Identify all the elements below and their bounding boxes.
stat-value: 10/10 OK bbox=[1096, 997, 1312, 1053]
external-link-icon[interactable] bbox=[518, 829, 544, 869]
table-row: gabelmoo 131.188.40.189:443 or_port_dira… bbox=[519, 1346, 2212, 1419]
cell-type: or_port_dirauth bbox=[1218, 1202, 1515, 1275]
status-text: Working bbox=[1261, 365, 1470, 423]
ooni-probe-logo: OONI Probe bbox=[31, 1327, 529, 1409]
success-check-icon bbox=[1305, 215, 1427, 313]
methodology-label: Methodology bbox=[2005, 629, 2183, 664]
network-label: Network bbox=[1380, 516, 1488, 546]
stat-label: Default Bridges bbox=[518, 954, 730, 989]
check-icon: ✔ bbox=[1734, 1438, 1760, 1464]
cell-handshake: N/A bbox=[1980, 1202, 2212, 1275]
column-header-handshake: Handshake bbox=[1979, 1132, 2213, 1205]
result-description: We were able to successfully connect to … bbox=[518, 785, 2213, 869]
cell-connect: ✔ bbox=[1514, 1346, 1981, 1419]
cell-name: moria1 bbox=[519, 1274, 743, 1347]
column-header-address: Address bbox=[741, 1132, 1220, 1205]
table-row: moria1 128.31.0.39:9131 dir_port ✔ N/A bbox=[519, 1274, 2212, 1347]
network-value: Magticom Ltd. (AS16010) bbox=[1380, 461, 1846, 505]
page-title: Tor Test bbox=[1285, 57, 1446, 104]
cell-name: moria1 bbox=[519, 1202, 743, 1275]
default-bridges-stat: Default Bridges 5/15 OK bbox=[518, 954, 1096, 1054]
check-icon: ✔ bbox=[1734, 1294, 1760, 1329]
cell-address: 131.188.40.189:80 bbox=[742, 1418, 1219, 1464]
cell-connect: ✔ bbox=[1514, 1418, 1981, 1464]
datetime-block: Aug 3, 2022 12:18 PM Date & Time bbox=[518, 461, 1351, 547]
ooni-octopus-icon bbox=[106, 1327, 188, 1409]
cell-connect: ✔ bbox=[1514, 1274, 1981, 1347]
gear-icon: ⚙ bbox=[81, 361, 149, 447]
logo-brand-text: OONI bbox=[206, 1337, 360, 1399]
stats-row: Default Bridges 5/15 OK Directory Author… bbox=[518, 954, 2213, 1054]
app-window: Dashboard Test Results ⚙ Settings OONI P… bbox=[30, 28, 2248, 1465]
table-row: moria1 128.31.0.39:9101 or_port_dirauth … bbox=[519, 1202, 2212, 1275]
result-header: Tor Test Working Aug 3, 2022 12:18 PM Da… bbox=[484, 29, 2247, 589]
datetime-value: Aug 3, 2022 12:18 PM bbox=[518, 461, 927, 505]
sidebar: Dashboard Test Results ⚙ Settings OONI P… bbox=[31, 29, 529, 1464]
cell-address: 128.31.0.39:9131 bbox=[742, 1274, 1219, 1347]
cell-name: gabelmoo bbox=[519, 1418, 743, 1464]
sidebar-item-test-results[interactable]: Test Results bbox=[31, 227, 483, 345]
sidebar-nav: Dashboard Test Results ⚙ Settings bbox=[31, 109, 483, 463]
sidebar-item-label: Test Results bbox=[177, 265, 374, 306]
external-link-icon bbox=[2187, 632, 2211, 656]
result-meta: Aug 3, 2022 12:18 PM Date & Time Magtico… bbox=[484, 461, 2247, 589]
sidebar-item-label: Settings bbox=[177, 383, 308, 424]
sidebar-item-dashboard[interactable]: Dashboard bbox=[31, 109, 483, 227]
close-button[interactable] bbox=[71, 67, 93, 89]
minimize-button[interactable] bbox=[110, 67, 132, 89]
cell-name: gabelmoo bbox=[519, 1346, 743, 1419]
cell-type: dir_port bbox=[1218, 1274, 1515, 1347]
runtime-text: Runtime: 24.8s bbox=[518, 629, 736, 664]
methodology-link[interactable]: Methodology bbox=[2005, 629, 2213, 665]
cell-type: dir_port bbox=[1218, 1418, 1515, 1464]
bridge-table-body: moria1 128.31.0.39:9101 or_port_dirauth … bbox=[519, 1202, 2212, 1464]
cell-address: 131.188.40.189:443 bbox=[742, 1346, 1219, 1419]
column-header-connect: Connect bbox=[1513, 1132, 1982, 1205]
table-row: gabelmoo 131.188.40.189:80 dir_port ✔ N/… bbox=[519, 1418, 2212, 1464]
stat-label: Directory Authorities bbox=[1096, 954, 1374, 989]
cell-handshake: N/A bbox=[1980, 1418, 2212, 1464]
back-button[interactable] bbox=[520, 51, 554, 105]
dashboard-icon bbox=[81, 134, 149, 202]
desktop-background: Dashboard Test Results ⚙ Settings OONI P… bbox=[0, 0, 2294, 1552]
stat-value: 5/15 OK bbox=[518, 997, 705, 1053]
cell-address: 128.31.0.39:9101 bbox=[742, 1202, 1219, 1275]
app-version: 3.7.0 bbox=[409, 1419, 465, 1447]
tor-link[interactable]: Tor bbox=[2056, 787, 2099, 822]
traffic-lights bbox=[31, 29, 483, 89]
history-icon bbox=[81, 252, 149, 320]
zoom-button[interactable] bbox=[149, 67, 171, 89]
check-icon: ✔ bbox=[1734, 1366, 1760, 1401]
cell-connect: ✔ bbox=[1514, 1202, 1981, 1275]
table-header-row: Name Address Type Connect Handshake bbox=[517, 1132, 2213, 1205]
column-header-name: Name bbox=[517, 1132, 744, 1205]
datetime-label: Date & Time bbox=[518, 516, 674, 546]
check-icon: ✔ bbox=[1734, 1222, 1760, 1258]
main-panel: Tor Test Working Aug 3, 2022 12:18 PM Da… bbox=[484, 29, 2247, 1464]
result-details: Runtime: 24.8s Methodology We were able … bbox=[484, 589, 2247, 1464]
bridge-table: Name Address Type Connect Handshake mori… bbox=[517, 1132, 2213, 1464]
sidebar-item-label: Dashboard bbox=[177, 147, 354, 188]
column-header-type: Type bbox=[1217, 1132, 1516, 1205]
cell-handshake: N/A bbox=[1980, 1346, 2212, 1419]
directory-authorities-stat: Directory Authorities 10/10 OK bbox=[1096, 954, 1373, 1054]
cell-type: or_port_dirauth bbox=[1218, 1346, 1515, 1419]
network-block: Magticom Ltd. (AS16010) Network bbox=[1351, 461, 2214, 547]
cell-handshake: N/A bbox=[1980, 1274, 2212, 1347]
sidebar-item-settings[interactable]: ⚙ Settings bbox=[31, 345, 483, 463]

> _AIM OF THE TASK_
Report every line in the entries above that contains the word "Magticom", copying each line in full.

> _RESULT OF THIS EXERCISE_
network-value: Magticom Ltd. (AS16010) bbox=[1380, 461, 1846, 505]
network-block: Magticom Ltd. (AS16010) Network bbox=[1351, 461, 2214, 547]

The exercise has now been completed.